### AIM OF THE TASK
What lines of the data hold the string "linh"? Pull each one out.

### DATA PROVIDED
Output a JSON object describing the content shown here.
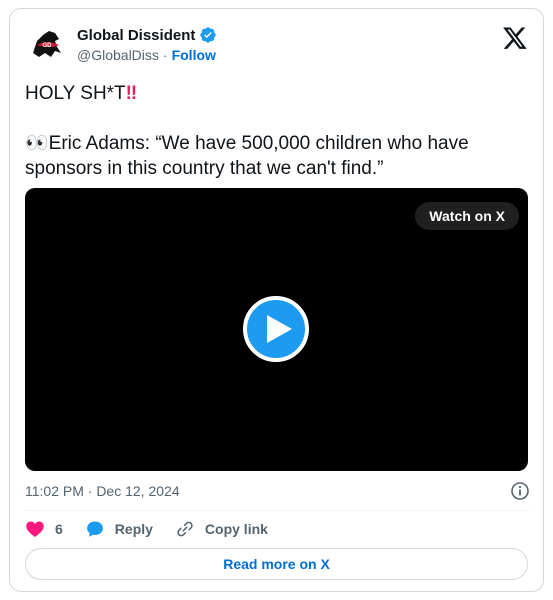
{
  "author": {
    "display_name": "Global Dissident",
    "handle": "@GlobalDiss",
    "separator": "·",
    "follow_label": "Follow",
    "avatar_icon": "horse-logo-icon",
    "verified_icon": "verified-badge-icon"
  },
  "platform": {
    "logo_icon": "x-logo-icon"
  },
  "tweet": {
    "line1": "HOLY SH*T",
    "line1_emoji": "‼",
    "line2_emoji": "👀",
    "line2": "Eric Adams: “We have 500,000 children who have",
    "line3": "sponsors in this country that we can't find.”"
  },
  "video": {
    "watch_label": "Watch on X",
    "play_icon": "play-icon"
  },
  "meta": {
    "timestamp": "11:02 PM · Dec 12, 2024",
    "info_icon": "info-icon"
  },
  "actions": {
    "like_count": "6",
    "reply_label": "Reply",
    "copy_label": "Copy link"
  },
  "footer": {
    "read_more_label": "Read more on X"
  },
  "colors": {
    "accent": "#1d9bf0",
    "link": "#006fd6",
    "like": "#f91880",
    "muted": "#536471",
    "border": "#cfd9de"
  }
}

--

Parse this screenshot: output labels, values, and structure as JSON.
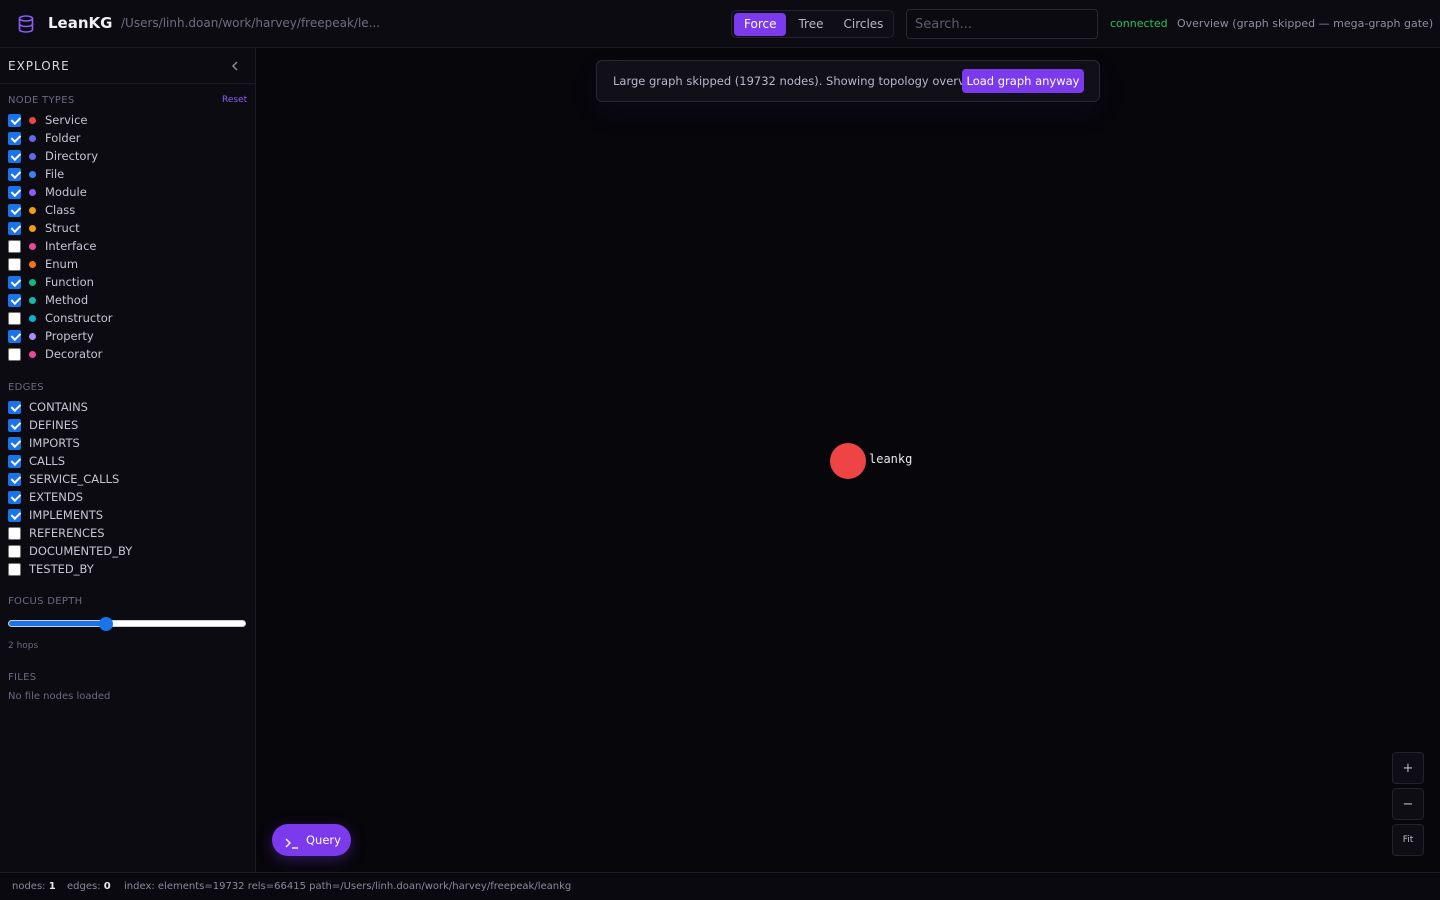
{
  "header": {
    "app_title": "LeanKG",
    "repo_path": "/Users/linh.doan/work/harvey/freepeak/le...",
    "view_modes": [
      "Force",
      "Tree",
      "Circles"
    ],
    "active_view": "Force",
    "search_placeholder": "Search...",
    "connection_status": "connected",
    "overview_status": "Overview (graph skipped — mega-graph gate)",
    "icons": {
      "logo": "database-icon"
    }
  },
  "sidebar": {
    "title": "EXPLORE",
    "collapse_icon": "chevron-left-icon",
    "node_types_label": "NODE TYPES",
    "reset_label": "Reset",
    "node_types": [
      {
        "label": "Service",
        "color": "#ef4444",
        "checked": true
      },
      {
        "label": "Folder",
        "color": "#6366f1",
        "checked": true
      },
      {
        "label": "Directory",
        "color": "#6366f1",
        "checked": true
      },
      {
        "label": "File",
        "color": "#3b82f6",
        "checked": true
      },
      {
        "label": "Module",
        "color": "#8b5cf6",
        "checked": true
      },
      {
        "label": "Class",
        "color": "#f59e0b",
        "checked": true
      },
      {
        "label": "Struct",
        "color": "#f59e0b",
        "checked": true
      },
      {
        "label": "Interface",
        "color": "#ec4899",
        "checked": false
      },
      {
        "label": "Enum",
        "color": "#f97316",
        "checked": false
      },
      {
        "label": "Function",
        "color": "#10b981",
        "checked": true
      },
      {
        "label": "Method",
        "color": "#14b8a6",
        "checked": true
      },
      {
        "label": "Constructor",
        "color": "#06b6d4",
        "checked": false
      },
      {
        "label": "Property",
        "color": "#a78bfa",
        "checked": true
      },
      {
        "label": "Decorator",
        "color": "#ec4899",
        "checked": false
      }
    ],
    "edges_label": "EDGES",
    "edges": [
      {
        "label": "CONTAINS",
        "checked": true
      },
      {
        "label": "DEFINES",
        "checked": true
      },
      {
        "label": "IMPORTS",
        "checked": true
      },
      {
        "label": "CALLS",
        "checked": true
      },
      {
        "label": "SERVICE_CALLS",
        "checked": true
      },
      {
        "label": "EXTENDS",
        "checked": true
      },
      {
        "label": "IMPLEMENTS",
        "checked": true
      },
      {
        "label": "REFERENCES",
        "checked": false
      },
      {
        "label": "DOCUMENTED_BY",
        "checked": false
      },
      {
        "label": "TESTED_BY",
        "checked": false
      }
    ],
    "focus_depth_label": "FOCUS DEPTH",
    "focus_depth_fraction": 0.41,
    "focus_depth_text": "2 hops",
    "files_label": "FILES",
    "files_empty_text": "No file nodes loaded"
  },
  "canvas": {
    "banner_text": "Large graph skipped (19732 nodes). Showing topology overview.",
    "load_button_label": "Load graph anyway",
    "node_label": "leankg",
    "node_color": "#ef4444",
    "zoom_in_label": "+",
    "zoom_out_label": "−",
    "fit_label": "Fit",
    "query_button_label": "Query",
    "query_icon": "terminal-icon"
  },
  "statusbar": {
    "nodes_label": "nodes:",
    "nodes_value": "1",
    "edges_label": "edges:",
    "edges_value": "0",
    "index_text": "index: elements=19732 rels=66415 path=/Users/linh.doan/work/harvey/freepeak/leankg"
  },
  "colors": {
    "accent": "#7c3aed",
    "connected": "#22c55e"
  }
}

### SOLVED PROBLEM
    "repo_path": "/Users/linh.doan/work/harvey/freepeak/le...",
    "index_text": "index: elements=19732 rels=66415 path=/Users/linh.doan/work/harvey/freepeak/leankg"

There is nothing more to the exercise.